## Begin
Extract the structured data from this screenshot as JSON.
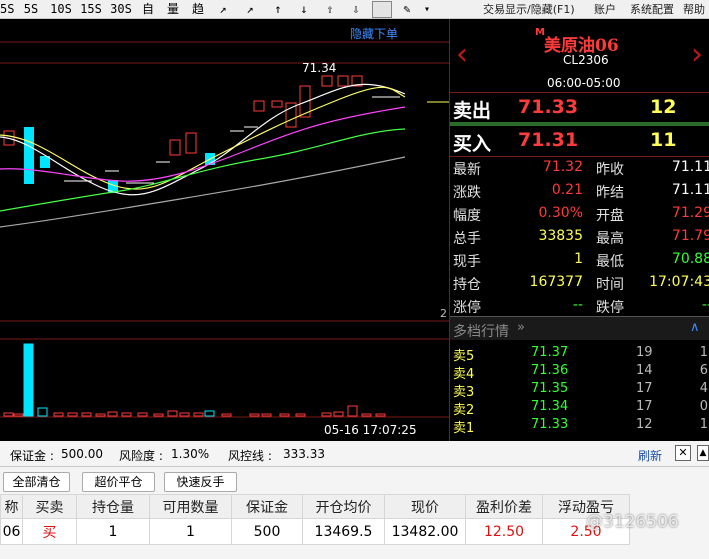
{
  "toolbar": {
    "icons": [
      "5S",
      "10S",
      "15S",
      "30S",
      "自",
      "量",
      "趋",
      "↗",
      "↑",
      "↓",
      "⇧",
      "⇩",
      "✎"
    ],
    "menu": [
      "交易显示/隐藏(F1)",
      "账户",
      "系统配置",
      "帮助"
    ],
    "pencil_dropdown": "▾"
  },
  "chart": {
    "hide_order_label": "隐藏下单",
    "high_label": "71.34",
    "timestamp": "05-16 17:07:25",
    "pane_number": "2",
    "colors": {
      "up": "#ff3a3a",
      "down": "#00e5ff",
      "ma5": "#ffffff",
      "ma10": "#ffff66",
      "ma20": "#ff44ff",
      "ma40": "#44ff44",
      "ma60": "#aaaaaa",
      "volume": "#00e5ff"
    }
  },
  "quote": {
    "badge": "M",
    "name": "美原油06",
    "code": "CL2306",
    "session": "06:00-05:00",
    "sell_label": "卖出",
    "sell_price": "71.33",
    "sell_qty": "12",
    "buy_label": "买入",
    "buy_price": "71.31",
    "buy_qty": "11",
    "fields": [
      {
        "l1": "最新",
        "v1": "71.32",
        "c1": "#ff3a3a",
        "l2": "昨收",
        "v2": "71.11",
        "c2": "#ffffff"
      },
      {
        "l1": "涨跌",
        "v1": "0.21",
        "c1": "#ff3a3a",
        "l2": "昨结",
        "v2": "71.11",
        "c2": "#ffffff"
      },
      {
        "l1": "幅度",
        "v1": "0.30%",
        "c1": "#ff3a3a",
        "l2": "开盘",
        "v2": "71.29",
        "c2": "#ff3a3a"
      },
      {
        "l1": "总手",
        "v1": "33835",
        "c1": "#ffff55",
        "l2": "最高",
        "v2": "71.79",
        "c2": "#ff3a3a"
      },
      {
        "l1": "现手",
        "v1": "1",
        "c1": "#ffff55",
        "l2": "最低",
        "v2": "70.88",
        "c2": "#33ff33"
      },
      {
        "l1": "持仓",
        "v1": "167377",
        "c1": "#ffff55",
        "l2": "时间",
        "v2": "17:07:43",
        "c2": "#ffff55"
      },
      {
        "l1": "涨停",
        "v1": "--",
        "c1": "#33ff33",
        "l2": "跌停",
        "v2": "--",
        "c2": "#33ff33"
      }
    ],
    "depth_title": "多档行情",
    "depth": [
      {
        "label": "卖5",
        "price": "71.37",
        "qty": "19",
        "extra": "1"
      },
      {
        "label": "卖4",
        "price": "71.36",
        "qty": "14",
        "extra": "6"
      },
      {
        "label": "卖3",
        "price": "71.35",
        "qty": "17",
        "extra": "4"
      },
      {
        "label": "卖2",
        "price": "71.34",
        "qty": "17",
        "extra": "0"
      },
      {
        "label": "卖1",
        "price": "71.33",
        "qty": "12",
        "extra": "1"
      }
    ]
  },
  "account": {
    "margin_label": "保证金 :",
    "margin_value": "500.00",
    "risk_label": "风险度 :",
    "risk_value": "1.30%",
    "stopline_label": "风控线 :",
    "stopline_value": "333.33",
    "refresh": "刷新"
  },
  "actions": [
    "全部清仓",
    "超价平仓",
    "快速反手"
  ],
  "positions": {
    "headers": [
      "称",
      "买卖",
      "持仓量",
      "可用数量",
      "保证金",
      "开仓均价",
      "现价",
      "盈利价差",
      "浮动盈亏"
    ],
    "rows": [
      [
        "06",
        "买",
        "1",
        "1",
        "500",
        "13469.5",
        "13482.00",
        "12.50",
        "2.50"
      ]
    ]
  },
  "watermark": "@3126506"
}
## End
• Exercise goal
Write out the full set of lines verbatim, without the pictures.

• Correct output
Extract the structured data from this screenshot as JSON.
{
  "toolbar": {
    "icons": [
      "5S",
      "10S",
      "15S",
      "30S",
      "自",
      "量",
      "趋",
      "↗",
      "↑",
      "↓",
      "⇧",
      "⇩",
      "✎"
    ],
    "menu": [
      "交易显示/隐藏(F1)",
      "账户",
      "系统配置",
      "帮助"
    ],
    "pencil_dropdown": "▾"
  },
  "chart": {
    "hide_order_label": "隐藏下单",
    "high_label": "71.34",
    "timestamp": "05-16 17:07:25",
    "pane_number": "2",
    "colors": {
      "up": "#ff3a3a",
      "down": "#00e5ff",
      "ma5": "#ffffff",
      "ma10": "#ffff66",
      "ma20": "#ff44ff",
      "ma40": "#44ff44",
      "ma60": "#aaaaaa",
      "volume": "#00e5ff"
    }
  },
  "quote": {
    "badge": "M",
    "name": "美原油06",
    "code": "CL2306",
    "session": "06:00-05:00",
    "sell_label": "卖出",
    "sell_price": "71.33",
    "sell_qty": "12",
    "buy_label": "买入",
    "buy_price": "71.31",
    "buy_qty": "11",
    "fields": [
      {
        "l1": "最新",
        "v1": "71.32",
        "c1": "#ff3a3a",
        "l2": "昨收",
        "v2": "71.11",
        "c2": "#ffffff"
      },
      {
        "l1": "涨跌",
        "v1": "0.21",
        "c1": "#ff3a3a",
        "l2": "昨结",
        "v2": "71.11",
        "c2": "#ffffff"
      },
      {
        "l1": "幅度",
        "v1": "0.30%",
        "c1": "#ff3a3a",
        "l2": "开盘",
        "v2": "71.29",
        "c2": "#ff3a3a"
      },
      {
        "l1": "总手",
        "v1": "33835",
        "c1": "#ffff55",
        "l2": "最高",
        "v2": "71.79",
        "c2": "#ff3a3a"
      },
      {
        "l1": "现手",
        "v1": "1",
        "c1": "#ffff55",
        "l2": "最低",
        "v2": "70.88",
        "c2": "#33ff33"
      },
      {
        "l1": "持仓",
        "v1": "167377",
        "c1": "#ffff55",
        "l2": "时间",
        "v2": "17:07:43",
        "c2": "#ffff55"
      },
      {
        "l1": "涨停",
        "v1": "--",
        "c1": "#33ff33",
        "l2": "跌停",
        "v2": "--",
        "c2": "#33ff33"
      }
    ],
    "depth_title": "多档行情",
    "depth": [
      {
        "label": "卖5",
        "price": "71.37",
        "qty": "19",
        "extra": "1"
      },
      {
        "label": "卖4",
        "price": "71.36",
        "qty": "14",
        "extra": "6"
      },
      {
        "label": "卖3",
        "price": "71.35",
        "qty": "17",
        "extra": "4"
      },
      {
        "label": "卖2",
        "price": "71.34",
        "qty": "17",
        "extra": "0"
      },
      {
        "label": "卖1",
        "price": "71.33",
        "qty": "12",
        "extra": "1"
      }
    ]
  },
  "account": {
    "margin_label": "保证金 :",
    "margin_value": "500.00",
    "risk_label": "风险度 :",
    "risk_value": "1.30%",
    "stopline_label": "风控线 :",
    "stopline_value": "333.33",
    "refresh": "刷新"
  },
  "actions": [
    "全部清仓",
    "超价平仓",
    "快速反手"
  ],
  "positions": {
    "headers": [
      "称",
      "买卖",
      "持仓量",
      "可用数量",
      "保证金",
      "开仓均价",
      "现价",
      "盈利价差",
      "浮动盈亏"
    ],
    "rows": [
      [
        "06",
        "买",
        "1",
        "1",
        "500",
        "13469.5",
        "13482.00",
        "12.50",
        "2.50"
      ]
    ]
  },
  "watermark": "@3126506"
}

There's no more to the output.